* Exercise material:
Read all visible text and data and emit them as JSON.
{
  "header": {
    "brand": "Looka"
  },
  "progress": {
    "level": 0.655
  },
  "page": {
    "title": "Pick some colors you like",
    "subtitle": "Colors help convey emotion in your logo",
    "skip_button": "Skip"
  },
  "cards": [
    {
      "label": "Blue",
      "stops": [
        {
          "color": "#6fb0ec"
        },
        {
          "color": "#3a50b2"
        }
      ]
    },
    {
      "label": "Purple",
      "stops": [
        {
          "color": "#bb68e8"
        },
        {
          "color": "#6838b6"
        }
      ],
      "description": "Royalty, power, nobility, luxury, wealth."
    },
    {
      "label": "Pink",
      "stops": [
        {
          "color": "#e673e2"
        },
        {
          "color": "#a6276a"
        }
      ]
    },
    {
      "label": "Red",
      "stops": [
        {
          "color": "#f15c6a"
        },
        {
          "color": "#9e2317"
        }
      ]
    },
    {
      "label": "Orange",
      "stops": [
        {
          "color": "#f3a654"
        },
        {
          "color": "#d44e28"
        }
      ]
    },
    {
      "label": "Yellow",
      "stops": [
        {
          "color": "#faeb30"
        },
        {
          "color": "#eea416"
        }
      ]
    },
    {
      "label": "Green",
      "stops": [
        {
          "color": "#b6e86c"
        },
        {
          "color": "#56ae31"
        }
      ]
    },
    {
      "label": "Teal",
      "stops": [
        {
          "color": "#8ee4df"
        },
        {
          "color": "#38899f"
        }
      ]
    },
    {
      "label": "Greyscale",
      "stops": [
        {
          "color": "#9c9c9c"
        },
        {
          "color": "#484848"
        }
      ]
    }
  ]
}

* Stated task: Work through the records line by line and tally those holding "label". Reply with the number alone.

* Task solution: 9